═════ Provided information ═════

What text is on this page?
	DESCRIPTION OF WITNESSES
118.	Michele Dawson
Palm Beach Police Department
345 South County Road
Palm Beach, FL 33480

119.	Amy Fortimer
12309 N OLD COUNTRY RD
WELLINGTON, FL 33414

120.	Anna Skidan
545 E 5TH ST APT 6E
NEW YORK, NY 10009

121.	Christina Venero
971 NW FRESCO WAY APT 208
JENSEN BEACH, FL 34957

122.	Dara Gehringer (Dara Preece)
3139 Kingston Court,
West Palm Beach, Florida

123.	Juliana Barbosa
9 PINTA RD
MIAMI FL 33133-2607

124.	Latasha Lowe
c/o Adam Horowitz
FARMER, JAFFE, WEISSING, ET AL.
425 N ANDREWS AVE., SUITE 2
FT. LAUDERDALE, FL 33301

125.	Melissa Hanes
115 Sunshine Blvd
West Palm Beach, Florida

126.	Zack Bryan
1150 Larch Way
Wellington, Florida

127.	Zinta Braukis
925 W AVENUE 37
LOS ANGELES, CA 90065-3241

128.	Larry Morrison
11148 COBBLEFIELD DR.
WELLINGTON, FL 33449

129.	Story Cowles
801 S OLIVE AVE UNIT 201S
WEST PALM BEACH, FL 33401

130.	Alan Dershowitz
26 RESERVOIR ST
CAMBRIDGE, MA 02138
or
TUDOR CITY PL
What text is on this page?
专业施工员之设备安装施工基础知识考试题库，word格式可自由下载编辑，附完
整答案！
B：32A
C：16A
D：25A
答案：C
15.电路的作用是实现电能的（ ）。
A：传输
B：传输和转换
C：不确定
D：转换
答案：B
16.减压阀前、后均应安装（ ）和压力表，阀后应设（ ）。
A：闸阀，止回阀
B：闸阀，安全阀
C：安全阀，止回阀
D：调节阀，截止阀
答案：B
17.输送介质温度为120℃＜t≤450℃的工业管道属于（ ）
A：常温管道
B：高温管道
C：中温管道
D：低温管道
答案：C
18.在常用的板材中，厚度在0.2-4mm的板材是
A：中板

═════

(Problem to work on)
Output every entry shown above, exactly.

(Solved exercise)
What text is on this page?
	DESCRIPTION OF WITNESSES
118.	Michele Dawson
Palm Beach Police Department
345 South County Road
Palm Beach, FL 33480

119.	Amy Fortimer
12309 N OLD COUNTRY RD
WELLINGTON, FL 33414

120.	Anna Skidan
545 E 5TH ST APT 6E
NEW YORK, NY 10009

121.	Christina Venero
971 NW FRESCO WAY APT 208
JENSEN BEACH, FL 34957

122.	Dara Gehringer (Dara Preece)
3139 Kingston Court,
West Palm Beach, Florida

123.	Juliana Barbosa
9 PINTA RD
MIAMI FL 33133-2607

124.	Latasha Lowe
c/o Adam Horowitz
FARMER, JAFFE, WEISSING, ET AL.
425 N ANDREWS AVE., SUITE 2
FT. LAUDERDALE, FL 33301

125.	Melissa Hanes
115 Sunshine Blvd
West Palm Beach, Florida

126.	Zack Bryan
1150 Larch Way
Wellington, Florida

127.	Zinta Braukis
925 W AVENUE 37
LOS ANGELES, CA 90065-3241

128.	Larry Morrison
11148 COBBLEFIELD DR.
WELLINGTON, FL 33449

129.	Story Cowles
801 S OLIVE AVE UNIT 201S
WEST PALM BEACH, FL 33401

130.	Alan Dershowitz
26 RESERVOIR ST
CAMBRIDGE, MA 02138
or
TUDOR CITY PL
What text is on this page?
专业施工员之设备安装施工基础知识考试题库，word格式可自由下载编辑，附完
整答案！
B：32A
C：16A
D：25A
答案：C
15.电路的作用是实现电能的（ ）。
A：传输
B：传输和转换
C：不确定
D：转换
答案：B
16.减压阀前、后均应安装（ ）和压力表，阀后应设（ ）。
A：闸阀，止回阀
B：闸阀，安全阀
C：安全阀，止回阀
D：调节阀，截止阀
答案：B
17.输送介质温度为120℃＜t≤450℃的工业管道属于（ ）
A：常温管道
B：高温管道
C：中温管道
D：低温管道
答案：C
18.在常用的板材中，厚度在0.2-4mm的板材是
A：中板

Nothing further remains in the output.